### PROBLEM REQUIREMENTS
Scan the records below for the word "image" and give only the number of lines that hold it.

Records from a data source
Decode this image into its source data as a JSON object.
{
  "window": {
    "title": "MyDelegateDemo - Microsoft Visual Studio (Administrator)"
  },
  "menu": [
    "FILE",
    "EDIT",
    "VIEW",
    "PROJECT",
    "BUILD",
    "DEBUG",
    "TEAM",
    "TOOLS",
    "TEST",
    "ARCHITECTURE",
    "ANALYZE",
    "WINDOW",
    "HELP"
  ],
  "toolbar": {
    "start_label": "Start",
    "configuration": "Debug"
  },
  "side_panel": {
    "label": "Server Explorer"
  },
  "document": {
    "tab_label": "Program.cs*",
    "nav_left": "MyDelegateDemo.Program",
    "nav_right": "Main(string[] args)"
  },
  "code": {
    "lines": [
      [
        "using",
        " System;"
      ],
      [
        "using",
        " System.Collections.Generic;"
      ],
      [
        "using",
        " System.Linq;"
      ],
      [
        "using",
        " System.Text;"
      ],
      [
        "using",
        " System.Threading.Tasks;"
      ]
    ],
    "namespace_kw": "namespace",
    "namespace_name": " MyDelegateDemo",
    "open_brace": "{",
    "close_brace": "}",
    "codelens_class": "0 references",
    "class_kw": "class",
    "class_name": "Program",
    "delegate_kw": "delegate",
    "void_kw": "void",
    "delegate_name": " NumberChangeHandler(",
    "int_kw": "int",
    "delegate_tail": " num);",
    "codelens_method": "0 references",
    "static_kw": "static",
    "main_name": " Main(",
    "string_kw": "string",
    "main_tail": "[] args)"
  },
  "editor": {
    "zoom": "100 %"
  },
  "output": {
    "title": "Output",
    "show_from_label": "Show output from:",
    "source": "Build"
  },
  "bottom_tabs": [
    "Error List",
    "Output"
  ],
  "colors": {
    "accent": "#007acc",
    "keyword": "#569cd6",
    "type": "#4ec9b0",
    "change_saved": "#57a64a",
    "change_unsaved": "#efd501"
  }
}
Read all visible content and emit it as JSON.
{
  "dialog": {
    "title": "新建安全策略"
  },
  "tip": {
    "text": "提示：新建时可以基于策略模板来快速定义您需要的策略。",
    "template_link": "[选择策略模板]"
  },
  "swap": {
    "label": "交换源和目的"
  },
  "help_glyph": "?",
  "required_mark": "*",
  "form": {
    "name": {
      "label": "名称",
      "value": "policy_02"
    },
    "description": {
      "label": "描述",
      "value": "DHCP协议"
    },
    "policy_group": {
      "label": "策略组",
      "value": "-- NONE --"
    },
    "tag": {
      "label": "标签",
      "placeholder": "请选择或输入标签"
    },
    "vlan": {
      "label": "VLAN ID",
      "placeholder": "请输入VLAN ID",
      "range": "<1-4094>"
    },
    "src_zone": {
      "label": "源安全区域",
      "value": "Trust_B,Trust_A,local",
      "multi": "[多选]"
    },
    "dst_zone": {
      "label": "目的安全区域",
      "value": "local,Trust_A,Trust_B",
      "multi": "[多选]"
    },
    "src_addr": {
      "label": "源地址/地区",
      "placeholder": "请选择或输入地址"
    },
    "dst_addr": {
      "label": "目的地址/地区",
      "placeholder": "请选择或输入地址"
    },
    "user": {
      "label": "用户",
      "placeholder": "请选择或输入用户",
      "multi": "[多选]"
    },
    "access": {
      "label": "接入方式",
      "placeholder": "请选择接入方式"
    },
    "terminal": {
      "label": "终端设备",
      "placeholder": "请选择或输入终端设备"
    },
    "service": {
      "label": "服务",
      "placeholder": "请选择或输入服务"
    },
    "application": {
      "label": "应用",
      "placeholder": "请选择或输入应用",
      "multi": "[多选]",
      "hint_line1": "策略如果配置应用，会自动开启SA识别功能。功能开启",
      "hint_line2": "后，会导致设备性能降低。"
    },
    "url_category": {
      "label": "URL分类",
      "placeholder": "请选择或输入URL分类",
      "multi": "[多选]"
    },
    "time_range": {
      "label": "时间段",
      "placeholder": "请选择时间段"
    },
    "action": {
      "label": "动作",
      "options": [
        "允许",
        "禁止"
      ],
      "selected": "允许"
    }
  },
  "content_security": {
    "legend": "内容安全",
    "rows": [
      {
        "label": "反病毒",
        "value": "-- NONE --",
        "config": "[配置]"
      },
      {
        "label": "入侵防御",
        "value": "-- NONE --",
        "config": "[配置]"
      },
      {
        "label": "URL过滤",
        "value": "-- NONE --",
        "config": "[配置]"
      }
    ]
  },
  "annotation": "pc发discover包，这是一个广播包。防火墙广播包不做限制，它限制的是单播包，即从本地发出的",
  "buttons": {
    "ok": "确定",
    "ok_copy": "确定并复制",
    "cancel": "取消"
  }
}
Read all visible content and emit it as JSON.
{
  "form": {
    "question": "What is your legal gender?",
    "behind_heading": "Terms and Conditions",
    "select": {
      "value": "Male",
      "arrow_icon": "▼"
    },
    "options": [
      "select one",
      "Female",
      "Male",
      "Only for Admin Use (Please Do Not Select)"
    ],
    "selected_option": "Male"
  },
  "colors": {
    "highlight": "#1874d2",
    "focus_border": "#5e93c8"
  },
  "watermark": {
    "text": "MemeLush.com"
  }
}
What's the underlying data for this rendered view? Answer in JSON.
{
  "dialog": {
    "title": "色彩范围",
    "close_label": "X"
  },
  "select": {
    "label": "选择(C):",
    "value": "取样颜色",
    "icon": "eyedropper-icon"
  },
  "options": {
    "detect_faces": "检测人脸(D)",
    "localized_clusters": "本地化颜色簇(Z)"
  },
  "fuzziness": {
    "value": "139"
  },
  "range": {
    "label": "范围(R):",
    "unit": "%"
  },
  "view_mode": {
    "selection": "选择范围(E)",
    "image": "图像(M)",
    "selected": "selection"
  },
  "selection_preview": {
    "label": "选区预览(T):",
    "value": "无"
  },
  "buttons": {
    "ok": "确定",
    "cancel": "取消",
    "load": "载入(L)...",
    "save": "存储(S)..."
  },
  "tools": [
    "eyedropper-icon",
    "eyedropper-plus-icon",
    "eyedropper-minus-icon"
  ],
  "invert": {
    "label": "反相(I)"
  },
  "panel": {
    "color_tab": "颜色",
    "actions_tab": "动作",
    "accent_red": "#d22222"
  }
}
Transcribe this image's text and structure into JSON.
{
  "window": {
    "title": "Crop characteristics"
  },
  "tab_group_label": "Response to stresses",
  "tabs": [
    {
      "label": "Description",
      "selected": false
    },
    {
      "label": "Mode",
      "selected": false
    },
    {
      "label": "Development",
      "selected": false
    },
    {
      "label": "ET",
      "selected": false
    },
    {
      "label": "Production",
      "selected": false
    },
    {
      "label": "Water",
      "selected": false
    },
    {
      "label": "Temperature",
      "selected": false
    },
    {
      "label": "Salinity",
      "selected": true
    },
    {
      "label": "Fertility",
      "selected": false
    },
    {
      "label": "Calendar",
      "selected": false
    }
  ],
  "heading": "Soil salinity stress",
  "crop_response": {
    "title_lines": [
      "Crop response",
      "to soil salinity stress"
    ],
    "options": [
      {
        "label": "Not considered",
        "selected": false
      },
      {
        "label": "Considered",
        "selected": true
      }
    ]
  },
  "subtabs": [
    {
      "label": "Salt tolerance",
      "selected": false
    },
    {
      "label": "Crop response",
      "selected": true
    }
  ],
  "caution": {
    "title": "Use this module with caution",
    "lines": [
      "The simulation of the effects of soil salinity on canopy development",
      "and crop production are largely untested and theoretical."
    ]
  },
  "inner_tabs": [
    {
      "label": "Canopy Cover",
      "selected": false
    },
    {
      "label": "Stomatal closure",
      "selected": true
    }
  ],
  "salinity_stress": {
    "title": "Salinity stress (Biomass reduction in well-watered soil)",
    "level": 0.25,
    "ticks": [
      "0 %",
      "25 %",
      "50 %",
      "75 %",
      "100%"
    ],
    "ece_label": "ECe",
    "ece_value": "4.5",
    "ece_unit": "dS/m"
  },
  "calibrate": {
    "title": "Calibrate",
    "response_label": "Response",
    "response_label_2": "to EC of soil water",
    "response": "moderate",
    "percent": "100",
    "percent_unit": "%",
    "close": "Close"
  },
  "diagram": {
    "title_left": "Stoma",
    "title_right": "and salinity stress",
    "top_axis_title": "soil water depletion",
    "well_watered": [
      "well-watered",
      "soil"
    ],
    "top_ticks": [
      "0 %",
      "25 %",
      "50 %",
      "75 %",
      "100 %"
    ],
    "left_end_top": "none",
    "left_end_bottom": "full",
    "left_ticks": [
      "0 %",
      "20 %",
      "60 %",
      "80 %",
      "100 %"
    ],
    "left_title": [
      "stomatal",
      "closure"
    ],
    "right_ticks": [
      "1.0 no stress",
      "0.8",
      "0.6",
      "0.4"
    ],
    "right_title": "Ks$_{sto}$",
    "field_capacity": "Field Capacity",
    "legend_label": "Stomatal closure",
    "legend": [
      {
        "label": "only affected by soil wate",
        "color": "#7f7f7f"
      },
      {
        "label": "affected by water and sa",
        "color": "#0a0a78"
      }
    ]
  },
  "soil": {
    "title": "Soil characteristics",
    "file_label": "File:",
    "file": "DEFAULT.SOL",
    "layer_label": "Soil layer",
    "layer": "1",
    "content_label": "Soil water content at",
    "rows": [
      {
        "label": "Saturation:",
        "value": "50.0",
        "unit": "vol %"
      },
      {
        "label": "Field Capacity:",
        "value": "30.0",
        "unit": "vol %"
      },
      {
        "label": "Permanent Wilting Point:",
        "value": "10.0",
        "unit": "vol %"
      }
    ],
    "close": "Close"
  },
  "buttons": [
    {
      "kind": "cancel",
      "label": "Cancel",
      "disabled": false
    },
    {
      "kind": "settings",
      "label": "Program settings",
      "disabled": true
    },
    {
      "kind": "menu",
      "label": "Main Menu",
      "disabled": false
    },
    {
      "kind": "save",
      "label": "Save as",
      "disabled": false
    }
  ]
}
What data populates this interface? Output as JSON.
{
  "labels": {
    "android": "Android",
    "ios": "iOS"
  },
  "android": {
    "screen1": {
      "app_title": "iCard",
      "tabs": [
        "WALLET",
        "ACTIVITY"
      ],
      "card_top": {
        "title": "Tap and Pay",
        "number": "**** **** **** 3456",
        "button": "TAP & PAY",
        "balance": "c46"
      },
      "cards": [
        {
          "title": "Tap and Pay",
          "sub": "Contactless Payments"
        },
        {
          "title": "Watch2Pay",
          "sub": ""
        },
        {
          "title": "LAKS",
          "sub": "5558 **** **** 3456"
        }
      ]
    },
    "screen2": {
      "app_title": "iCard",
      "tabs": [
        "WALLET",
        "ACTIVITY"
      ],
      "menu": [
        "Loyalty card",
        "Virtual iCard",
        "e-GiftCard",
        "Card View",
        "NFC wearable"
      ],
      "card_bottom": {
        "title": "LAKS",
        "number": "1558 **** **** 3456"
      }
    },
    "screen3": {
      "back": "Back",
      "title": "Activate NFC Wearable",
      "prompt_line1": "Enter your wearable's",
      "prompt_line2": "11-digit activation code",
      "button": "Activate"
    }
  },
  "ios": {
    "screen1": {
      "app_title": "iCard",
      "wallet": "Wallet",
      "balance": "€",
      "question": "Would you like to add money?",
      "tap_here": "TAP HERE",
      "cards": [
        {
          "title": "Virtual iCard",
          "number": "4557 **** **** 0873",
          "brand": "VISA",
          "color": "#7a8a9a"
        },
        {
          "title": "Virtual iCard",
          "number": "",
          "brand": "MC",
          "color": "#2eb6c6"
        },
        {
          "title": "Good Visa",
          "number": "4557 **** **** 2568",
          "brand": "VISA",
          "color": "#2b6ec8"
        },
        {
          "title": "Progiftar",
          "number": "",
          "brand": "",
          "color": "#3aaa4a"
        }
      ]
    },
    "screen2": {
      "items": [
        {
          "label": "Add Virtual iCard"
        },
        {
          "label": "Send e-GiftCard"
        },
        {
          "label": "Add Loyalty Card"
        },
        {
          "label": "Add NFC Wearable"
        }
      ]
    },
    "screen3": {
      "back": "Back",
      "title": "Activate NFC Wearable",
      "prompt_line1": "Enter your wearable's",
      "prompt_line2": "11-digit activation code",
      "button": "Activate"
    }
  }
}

### RESPONSE FOR THIS EXERCISE
3